_Task statement_
Determine the number of lines that have the string "Govt" in them, and give only that number.

_Data provided_
------------------------------------
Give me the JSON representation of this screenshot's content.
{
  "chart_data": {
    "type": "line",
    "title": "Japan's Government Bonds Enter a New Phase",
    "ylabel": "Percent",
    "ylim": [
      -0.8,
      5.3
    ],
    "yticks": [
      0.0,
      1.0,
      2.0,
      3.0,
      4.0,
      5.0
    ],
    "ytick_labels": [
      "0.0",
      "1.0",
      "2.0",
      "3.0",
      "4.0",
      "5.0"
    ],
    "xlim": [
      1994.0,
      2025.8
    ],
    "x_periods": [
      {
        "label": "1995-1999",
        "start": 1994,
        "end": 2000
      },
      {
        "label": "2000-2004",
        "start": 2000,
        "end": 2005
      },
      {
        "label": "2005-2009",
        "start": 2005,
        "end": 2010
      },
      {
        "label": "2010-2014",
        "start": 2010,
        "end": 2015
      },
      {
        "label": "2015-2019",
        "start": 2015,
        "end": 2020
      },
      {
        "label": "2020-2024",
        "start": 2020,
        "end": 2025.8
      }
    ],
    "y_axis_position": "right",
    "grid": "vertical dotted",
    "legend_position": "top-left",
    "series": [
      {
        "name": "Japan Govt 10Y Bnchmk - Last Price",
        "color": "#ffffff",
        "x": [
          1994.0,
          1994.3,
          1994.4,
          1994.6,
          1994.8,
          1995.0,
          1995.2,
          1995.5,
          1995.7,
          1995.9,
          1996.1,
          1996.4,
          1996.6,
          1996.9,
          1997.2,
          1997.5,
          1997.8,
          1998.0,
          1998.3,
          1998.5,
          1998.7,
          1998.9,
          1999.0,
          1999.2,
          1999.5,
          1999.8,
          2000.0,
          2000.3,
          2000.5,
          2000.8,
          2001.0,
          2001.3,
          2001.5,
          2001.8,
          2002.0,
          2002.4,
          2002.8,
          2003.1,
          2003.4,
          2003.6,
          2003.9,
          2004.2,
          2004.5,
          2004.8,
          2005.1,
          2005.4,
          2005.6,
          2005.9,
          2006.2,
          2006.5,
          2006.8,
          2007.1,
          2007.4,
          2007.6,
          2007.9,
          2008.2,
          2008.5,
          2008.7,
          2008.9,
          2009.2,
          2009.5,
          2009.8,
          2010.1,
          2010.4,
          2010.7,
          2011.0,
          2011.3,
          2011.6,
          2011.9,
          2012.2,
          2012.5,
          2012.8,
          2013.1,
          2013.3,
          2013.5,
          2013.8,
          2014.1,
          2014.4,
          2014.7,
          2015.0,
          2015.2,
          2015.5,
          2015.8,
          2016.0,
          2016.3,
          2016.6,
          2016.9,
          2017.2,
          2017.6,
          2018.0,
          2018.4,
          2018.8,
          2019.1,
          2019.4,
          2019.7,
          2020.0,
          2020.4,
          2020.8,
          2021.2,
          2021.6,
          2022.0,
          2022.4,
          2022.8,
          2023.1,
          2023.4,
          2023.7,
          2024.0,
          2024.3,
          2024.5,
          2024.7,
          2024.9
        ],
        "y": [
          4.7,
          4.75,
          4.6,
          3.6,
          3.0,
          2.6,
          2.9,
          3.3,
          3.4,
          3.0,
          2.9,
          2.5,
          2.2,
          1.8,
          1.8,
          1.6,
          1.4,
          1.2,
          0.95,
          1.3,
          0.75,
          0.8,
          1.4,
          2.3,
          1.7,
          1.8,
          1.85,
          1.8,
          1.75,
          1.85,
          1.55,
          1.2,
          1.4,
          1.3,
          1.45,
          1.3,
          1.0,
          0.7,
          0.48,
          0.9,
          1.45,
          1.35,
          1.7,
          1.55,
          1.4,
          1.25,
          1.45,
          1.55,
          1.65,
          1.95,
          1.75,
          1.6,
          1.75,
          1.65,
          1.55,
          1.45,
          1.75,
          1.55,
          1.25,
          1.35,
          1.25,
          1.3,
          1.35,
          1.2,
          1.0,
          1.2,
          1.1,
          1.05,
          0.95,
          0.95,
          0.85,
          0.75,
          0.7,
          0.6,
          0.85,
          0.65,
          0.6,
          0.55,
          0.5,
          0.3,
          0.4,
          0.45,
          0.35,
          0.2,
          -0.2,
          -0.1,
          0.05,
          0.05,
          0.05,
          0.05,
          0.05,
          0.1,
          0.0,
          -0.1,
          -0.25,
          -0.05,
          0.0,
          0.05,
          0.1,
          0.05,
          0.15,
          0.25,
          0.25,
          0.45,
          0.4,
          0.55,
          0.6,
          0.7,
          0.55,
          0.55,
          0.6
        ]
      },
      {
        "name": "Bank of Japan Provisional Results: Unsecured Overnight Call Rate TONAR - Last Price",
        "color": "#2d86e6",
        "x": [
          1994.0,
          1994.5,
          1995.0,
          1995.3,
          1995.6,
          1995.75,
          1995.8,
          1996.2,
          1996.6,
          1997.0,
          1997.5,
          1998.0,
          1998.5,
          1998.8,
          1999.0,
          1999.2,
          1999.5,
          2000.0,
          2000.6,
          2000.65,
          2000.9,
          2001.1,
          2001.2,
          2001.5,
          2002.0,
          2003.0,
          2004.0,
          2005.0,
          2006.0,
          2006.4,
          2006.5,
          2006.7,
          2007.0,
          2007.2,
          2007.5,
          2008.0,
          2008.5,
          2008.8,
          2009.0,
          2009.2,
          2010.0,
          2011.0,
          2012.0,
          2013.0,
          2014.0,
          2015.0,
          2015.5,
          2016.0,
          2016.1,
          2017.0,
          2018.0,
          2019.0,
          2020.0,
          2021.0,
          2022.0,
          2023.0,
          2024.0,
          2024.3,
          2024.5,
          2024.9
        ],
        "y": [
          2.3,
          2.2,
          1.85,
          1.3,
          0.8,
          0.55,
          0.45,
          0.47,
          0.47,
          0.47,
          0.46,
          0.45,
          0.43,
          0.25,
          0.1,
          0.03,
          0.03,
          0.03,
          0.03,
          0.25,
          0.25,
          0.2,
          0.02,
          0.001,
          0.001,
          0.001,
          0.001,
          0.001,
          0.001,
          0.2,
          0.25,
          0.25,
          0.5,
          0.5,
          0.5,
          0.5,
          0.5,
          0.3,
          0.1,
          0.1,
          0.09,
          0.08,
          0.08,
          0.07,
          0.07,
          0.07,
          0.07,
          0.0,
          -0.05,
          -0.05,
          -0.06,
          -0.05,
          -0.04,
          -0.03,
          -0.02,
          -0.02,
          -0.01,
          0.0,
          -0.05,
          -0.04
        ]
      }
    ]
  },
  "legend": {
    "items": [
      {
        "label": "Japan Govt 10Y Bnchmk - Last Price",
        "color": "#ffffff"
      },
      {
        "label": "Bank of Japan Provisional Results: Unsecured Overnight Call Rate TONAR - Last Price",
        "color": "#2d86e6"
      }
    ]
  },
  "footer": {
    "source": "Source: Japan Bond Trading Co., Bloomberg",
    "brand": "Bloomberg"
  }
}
------------------------------------
_Reply_
2